### TASK DETAILS
Please copy everything in the data below from the line containing "la-bayadere-cover-text: Shahid Kapoor" down to the line containing "269, 1655, 289]", with both of those lines included.

### ENTRIES SHOWN
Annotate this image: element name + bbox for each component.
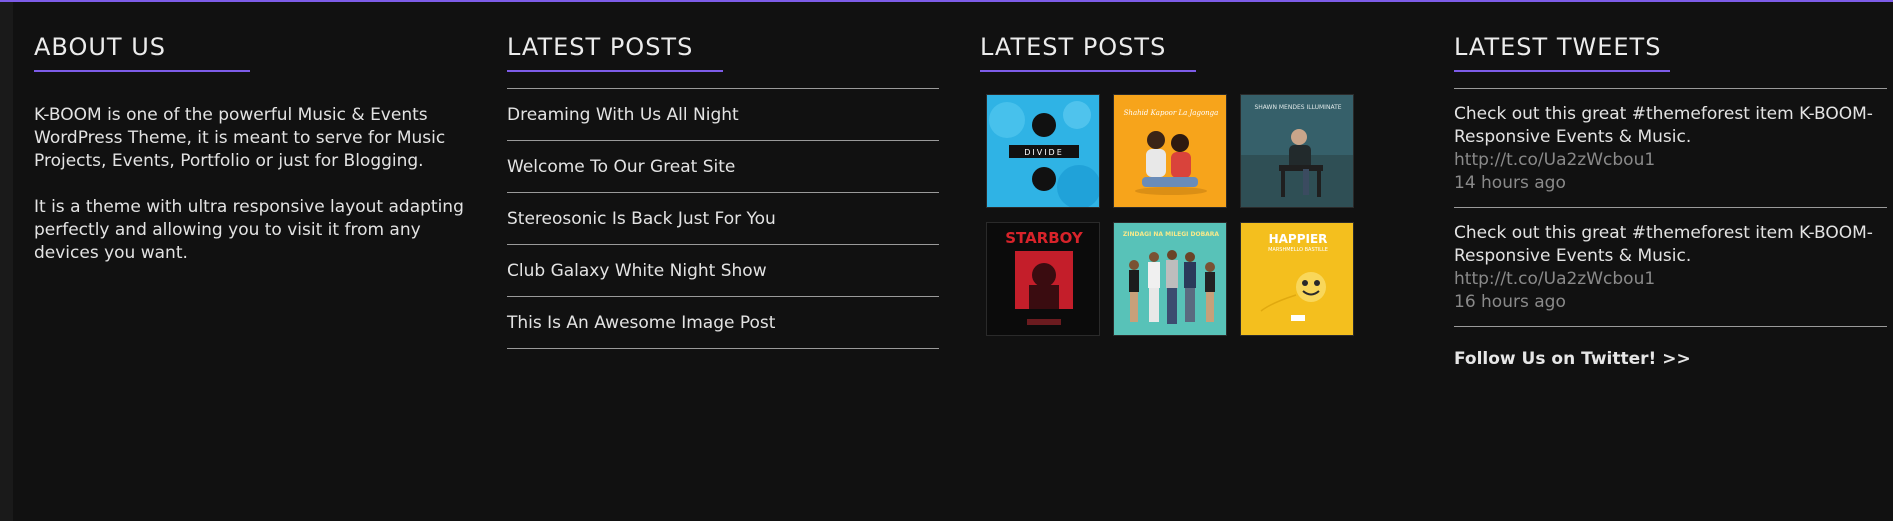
la-bayadere-cover-text: Shahid Kapoor La Jagonga	[1124, 109, 1219, 117]
about-text: K-BOOM is one of the powerful Music & Ev…	[34, 104, 464, 265]
latest-posts-gallery-column: LATEST POSTS DIVIDE Shahid Kapoor La Jag…	[980, 28, 1400, 336]
latest-tweets-heading: LATEST TWEETS	[1454, 33, 1662, 61]
happier-cover-subtext: MARSHMELLO BASTILLE	[1268, 247, 1328, 253]
tweet-link[interactable]: http://t.co/Ua2zWcbou1	[1454, 269, 1655, 289]
tweet-time: 16 hours ago	[1454, 292, 1566, 312]
latest-tweets-heading-underline	[1454, 70, 1670, 72]
gallery-heading: LATEST POSTS	[980, 33, 1167, 61]
happier-thumb[interactable]: HAPPIER MARSHMELLO BASTILLE	[1240, 222, 1354, 336]
tweet-link[interactable]: http://t.co/Ua2zWcbou1	[1454, 150, 1655, 170]
top-accent-line	[0, 0, 1893, 2]
latest-posts-column: LATEST POSTS Dreaming With Us All Night …	[507, 28, 939, 349]
latest-posts-heading-underline	[507, 70, 723, 72]
gallery-heading-underline	[980, 70, 1196, 72]
zindagi-thumb[interactable]: ZINDAGI NA MILEGI DOBARA	[1113, 222, 1227, 336]
about-paragraph: It is a theme with ultra responsive layo…	[34, 197, 464, 263]
about-heading-underline	[34, 70, 250, 72]
latest-posts-list: Dreaming With Us All Night Welcome To Ou…	[507, 88, 939, 349]
la-bayadere-thumb[interactable]: Shahid Kapoor La Jagonga	[1113, 94, 1227, 208]
about-column: ABOUT US K-BOOM is one of the powerful M…	[34, 28, 464, 288]
tweets-list: Check out this great #themeforest item K…	[1454, 88, 1887, 327]
illuminate-album-thumb[interactable]: SHAWN MENDES ILLUMINATE	[1240, 94, 1354, 208]
post-link-welcome[interactable]: Welcome To Our Great Site	[507, 141, 939, 193]
divide-cover-text: DIVIDE	[1024, 148, 1064, 157]
illuminate-cover-text: SHAWN MENDES ILLUMINATE	[1254, 104, 1341, 111]
left-edge-strip	[0, 2, 13, 521]
about-paragraph: K-BOOM is one of the powerful Music & Ev…	[34, 105, 446, 171]
divide-album-thumb[interactable]: DIVIDE	[986, 94, 1100, 208]
tweet-text: Check out this great #themeforest item K…	[1454, 104, 1873, 147]
zindagi-cover-text: ZINDAGI NA MILEGI DOBARA	[1123, 231, 1220, 238]
tweet-item: Check out this great #themeforest item K…	[1454, 208, 1887, 327]
about-heading: ABOUT US	[34, 33, 167, 61]
tweet-time: 14 hours ago	[1454, 173, 1566, 193]
follow-twitter-link[interactable]: Follow Us on Twitter! >>	[1454, 349, 1887, 369]
latest-tweets-column: LATEST TWEETS Check out this great #them…	[1454, 28, 1887, 369]
post-link-club-galaxy[interactable]: Club Galaxy White Night Show	[507, 245, 939, 297]
happier-cover-text: HAPPIER	[1269, 232, 1328, 246]
post-link-dreaming[interactable]: Dreaming With Us All Night	[507, 89, 939, 141]
starboy-cover-text: STARBOY	[1005, 229, 1084, 247]
tweet-text: Check out this great #themeforest item K…	[1454, 223, 1873, 266]
post-link-stereosonic[interactable]: Stereosonic Is Back Just For You	[507, 193, 939, 245]
starboy-album-thumb[interactable]: STARBOY	[986, 222, 1100, 336]
tweet-item: Check out this great #themeforest item K…	[1454, 89, 1887, 208]
post-link-awesome-image[interactable]: This Is An Awesome Image Post	[507, 297, 939, 349]
latest-posts-heading: LATEST POSTS	[507, 33, 694, 61]
post-thumbnail-grid: DIVIDE Shahid Kapoor La Jagonga SHAWN ME…	[980, 94, 1400, 336]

### TASK SOLUTION
la-bayadere-cover-text: Shahid Kapoor La Jagonga	[1124, 109, 1219, 117]
about-text: K-BOOM is one of the powerful Music & Ev…	[34, 104, 464, 265]
latest-posts-gallery-column: LATEST POSTS DIVIDE Shahid Kapoor La Jag…	[980, 28, 1400, 336]
latest-tweets-heading: LATEST TWEETS	[1454, 33, 1662, 61]
happier-cover-subtext: MARSHMELLO BASTILLE	[1268, 247, 1328, 253]
tweet-link[interactable]: http://t.co/Ua2zWcbou1	[1454, 269, 1655, 289]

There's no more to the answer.